• **EXERCISE DETAILS**:
Among the lines below, list those containing the string "Predicted".
################
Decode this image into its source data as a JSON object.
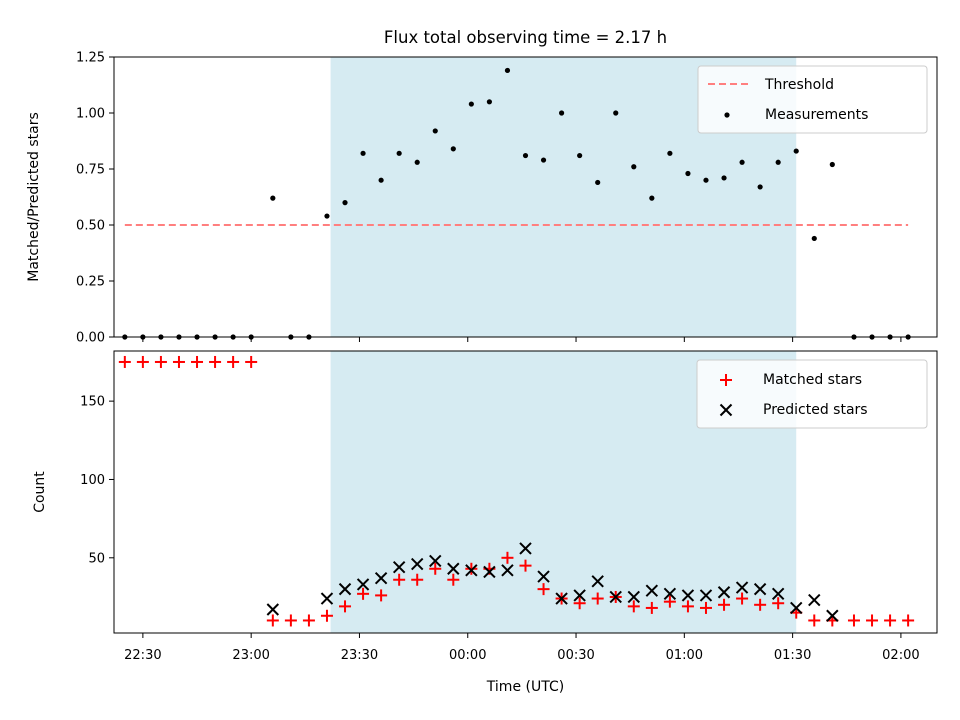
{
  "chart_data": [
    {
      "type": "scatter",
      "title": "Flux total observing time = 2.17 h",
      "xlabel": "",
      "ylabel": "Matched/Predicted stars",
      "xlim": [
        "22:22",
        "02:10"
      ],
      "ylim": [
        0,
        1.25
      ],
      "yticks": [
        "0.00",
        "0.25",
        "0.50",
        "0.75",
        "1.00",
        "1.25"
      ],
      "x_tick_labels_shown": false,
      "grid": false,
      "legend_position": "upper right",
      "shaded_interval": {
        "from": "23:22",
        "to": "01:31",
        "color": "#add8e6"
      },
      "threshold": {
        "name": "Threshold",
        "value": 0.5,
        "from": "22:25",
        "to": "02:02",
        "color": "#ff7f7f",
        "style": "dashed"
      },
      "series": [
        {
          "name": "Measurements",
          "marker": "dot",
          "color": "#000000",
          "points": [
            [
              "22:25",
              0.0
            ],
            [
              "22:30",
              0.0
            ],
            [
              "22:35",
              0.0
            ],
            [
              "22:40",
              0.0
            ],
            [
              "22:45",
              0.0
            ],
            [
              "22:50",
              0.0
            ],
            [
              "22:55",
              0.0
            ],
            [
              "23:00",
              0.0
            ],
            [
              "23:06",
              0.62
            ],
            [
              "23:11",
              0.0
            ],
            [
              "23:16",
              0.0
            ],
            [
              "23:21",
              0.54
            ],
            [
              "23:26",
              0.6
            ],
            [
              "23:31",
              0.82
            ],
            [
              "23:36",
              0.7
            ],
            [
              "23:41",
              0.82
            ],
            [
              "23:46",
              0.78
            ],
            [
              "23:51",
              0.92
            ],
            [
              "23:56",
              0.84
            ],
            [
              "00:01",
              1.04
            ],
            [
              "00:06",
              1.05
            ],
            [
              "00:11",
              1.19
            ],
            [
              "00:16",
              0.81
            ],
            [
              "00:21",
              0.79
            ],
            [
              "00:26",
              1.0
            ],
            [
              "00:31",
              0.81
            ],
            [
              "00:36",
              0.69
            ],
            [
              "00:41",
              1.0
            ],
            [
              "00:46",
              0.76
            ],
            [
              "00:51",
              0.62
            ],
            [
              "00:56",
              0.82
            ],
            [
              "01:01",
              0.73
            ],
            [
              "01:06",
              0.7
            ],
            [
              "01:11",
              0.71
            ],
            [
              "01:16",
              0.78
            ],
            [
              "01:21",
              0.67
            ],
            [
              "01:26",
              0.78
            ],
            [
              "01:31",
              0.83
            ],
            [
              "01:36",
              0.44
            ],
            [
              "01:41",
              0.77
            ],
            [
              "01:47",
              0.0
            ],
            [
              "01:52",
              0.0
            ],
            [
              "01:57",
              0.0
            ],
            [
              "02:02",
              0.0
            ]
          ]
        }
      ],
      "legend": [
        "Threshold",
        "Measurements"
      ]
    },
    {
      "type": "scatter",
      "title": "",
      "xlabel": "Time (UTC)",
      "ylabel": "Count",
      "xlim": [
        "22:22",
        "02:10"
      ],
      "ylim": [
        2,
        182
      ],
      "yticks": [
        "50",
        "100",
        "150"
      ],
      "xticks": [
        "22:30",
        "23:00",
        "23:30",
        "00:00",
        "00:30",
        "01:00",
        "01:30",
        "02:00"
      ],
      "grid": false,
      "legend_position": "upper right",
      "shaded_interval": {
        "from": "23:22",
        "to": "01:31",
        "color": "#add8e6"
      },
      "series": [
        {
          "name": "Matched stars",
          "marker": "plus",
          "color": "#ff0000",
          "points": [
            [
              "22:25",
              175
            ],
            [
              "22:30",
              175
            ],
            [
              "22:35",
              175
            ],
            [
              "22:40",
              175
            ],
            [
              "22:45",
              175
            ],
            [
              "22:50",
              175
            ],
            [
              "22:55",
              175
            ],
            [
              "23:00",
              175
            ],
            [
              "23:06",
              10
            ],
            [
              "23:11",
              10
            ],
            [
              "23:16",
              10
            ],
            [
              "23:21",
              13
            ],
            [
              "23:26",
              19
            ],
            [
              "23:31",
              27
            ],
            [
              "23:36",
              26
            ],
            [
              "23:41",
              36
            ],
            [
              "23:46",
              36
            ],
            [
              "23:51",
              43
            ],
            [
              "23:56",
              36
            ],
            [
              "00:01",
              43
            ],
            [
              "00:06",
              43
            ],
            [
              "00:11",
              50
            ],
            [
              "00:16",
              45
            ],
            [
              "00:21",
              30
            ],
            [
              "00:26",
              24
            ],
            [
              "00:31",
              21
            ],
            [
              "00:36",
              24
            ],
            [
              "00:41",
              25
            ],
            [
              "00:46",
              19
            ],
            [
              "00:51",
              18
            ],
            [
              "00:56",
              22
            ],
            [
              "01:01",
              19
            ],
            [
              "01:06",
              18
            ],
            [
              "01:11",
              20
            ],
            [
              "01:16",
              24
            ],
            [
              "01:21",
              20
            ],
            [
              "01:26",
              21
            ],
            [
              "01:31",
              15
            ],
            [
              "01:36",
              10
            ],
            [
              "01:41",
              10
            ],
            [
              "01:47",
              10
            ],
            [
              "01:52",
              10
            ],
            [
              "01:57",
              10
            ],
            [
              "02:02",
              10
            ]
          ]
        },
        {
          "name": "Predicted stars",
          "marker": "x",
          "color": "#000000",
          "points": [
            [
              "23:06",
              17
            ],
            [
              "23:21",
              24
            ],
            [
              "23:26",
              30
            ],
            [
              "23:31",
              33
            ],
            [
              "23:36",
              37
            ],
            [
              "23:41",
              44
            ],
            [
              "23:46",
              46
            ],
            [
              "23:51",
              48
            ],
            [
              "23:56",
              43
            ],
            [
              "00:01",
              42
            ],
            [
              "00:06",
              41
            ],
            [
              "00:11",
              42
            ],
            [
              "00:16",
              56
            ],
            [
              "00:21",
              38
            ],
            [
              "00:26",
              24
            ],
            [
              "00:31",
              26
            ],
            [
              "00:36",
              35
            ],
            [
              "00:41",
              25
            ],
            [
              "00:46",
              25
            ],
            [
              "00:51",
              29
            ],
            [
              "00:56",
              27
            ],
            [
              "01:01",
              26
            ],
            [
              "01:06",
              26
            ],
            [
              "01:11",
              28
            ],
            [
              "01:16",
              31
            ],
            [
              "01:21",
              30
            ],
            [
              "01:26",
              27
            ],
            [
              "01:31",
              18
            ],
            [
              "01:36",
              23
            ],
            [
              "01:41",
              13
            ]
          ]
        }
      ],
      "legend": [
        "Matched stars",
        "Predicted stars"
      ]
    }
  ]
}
################
• **FINAL RESULT**:
      "ylabel": "Matched/Predicted stars",
          "name": "Predicted stars",
        "Predicted stars"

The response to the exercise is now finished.